**Problem to work on:** Restate all of the data exactly.

**Source data:**
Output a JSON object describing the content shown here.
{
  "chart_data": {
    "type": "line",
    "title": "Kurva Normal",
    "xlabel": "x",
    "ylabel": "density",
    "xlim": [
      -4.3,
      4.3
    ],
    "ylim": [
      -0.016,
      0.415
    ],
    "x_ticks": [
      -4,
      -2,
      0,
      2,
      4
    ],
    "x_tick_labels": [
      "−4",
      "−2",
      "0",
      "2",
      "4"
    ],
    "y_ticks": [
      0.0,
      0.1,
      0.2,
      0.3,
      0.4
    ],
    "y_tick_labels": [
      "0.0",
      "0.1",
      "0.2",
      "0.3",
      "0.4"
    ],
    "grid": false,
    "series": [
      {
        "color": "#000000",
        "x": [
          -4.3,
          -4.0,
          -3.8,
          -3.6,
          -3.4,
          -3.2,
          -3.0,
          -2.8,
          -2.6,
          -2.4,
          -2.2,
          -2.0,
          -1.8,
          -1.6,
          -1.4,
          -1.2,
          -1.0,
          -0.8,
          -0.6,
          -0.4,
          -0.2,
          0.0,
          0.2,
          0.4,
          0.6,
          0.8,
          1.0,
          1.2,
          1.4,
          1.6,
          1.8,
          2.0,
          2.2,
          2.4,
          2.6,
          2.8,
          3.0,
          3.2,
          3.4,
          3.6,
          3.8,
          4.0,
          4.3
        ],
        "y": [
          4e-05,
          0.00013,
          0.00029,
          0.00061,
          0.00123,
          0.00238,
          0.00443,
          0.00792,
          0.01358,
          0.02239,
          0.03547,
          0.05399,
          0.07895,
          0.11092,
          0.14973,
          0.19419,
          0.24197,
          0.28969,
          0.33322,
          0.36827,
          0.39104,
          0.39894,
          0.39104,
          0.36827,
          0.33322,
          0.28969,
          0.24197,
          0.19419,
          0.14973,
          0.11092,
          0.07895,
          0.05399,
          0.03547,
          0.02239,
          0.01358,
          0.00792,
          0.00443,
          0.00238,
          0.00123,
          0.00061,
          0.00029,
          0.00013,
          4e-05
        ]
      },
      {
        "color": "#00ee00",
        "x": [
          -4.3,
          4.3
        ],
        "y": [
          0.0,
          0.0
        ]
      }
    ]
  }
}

**Full solution:**
Output a JSON object describing the content shown here.
{
  "chart_data": {
    "type": "line",
    "title": "Kurva Normal",
    "xlabel": "x",
    "ylabel": "density",
    "xlim": [
      -4.3,
      4.3
    ],
    "ylim": [
      -0.016,
      0.415
    ],
    "x_ticks": [
      -4,
      -2,
      0,
      2,
      4
    ],
    "x_tick_labels": [
      "−4",
      "−2",
      "0",
      "2",
      "4"
    ],
    "y_ticks": [
      0.0,
      0.1,
      0.2,
      0.3,
      0.4
    ],
    "y_tick_labels": [
      "0.0",
      "0.1",
      "0.2",
      "0.3",
      "0.4"
    ],
    "grid": false,
    "series": [
      {
        "color": "#000000",
        "x": [
          -4.3,
          -4.0,
          -3.8,
          -3.6,
          -3.4,
          -3.2,
          -3.0,
          -2.8,
          -2.6,
          -2.4,
          -2.2,
          -2.0,
          -1.8,
          -1.6,
          -1.4,
          -1.2,
          -1.0,
          -0.8,
          -0.6,
          -0.4,
          -0.2,
          0.0,
          0.2,
          0.4,
          0.6,
          0.8,
          1.0,
          1.2,
          1.4,
          1.6,
          1.8,
          2.0,
          2.2,
          2.4,
          2.6,
          2.8,
          3.0,
          3.2,
          3.4,
          3.6,
          3.8,
          4.0,
          4.3
        ],
        "y": [
          4e-05,
          0.00013,
          0.00029,
          0.00061,
          0.00123,
          0.00238,
          0.00443,
          0.00792,
          0.01358,
          0.02239,
          0.03547,
          0.05399,
          0.07895,
          0.11092,
          0.14973,
          0.19419,
          0.24197,
          0.28969,
          0.33322,
          0.36827,
          0.39104,
          0.39894,
          0.39104,
          0.36827,
          0.33322,
          0.28969,
          0.24197,
          0.19419,
          0.14973,
          0.11092,
          0.07895,
          0.05399,
          0.03547,
          0.02239,
          0.01358,
          0.00792,
          0.00443,
          0.00238,
          0.00123,
          0.00061,
          0.00029,
          0.00013,
          4e-05
        ]
      },
      {
        "color": "#00ee00",
        "x": [
          -4.3,
          4.3
        ],
        "y": [
          0.0,
          0.0
        ]
      }
    ]
  }
}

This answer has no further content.